Task brief
Say how many lines include the word "Within". Reply with nothing but the number.

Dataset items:
START

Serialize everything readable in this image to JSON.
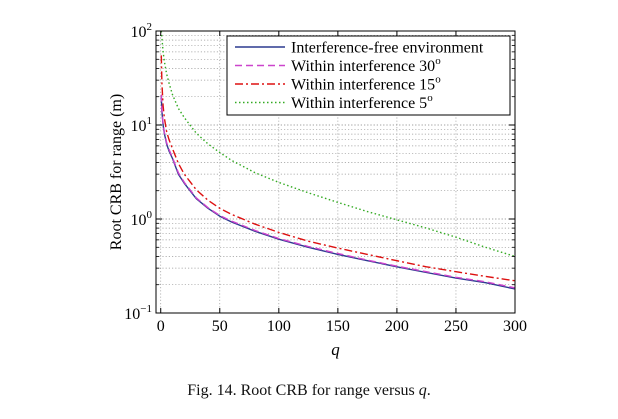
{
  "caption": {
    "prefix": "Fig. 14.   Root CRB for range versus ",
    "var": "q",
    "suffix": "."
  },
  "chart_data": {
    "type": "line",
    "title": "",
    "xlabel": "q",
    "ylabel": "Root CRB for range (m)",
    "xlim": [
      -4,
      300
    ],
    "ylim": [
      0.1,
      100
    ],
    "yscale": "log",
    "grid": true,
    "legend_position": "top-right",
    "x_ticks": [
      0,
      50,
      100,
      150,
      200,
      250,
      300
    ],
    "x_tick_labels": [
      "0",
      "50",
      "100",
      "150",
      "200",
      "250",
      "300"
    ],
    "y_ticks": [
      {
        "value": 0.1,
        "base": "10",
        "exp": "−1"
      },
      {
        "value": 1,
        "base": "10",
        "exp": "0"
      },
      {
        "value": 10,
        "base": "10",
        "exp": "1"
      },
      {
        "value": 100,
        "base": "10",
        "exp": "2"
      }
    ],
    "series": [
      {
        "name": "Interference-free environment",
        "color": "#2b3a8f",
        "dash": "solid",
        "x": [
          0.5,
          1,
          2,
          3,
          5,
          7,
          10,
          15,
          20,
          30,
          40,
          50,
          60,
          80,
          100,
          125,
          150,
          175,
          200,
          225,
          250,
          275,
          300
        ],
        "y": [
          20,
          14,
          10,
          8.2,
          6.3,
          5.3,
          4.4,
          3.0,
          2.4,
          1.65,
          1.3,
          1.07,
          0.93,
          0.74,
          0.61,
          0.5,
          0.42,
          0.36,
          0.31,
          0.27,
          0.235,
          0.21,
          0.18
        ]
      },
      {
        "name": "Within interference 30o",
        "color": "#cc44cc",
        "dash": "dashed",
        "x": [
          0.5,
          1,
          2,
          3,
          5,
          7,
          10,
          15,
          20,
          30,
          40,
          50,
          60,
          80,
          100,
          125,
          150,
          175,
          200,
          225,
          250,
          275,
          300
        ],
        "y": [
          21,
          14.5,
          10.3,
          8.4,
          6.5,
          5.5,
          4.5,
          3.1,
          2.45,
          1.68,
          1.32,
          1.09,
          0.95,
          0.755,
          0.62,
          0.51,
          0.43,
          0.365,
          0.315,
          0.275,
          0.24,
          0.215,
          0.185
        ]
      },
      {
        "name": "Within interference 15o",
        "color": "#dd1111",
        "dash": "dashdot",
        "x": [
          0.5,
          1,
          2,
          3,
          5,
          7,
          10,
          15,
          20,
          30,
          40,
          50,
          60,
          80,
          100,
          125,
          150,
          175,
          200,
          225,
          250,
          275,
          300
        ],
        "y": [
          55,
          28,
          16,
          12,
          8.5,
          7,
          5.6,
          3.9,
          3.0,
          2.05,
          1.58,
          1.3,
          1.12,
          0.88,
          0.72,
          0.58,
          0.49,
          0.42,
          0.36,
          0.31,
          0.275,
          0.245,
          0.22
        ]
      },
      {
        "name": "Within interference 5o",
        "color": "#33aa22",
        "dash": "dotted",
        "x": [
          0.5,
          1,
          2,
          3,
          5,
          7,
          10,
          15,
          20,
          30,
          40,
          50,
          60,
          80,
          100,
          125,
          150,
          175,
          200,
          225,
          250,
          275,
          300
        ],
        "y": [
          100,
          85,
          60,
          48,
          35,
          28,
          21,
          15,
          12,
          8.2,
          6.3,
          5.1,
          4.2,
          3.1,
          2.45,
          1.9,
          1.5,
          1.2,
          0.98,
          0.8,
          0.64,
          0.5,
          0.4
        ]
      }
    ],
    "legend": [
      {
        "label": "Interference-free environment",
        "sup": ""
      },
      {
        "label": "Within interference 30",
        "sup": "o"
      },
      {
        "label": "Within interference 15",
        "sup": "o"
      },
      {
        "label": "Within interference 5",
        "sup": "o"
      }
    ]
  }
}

END

Reply
6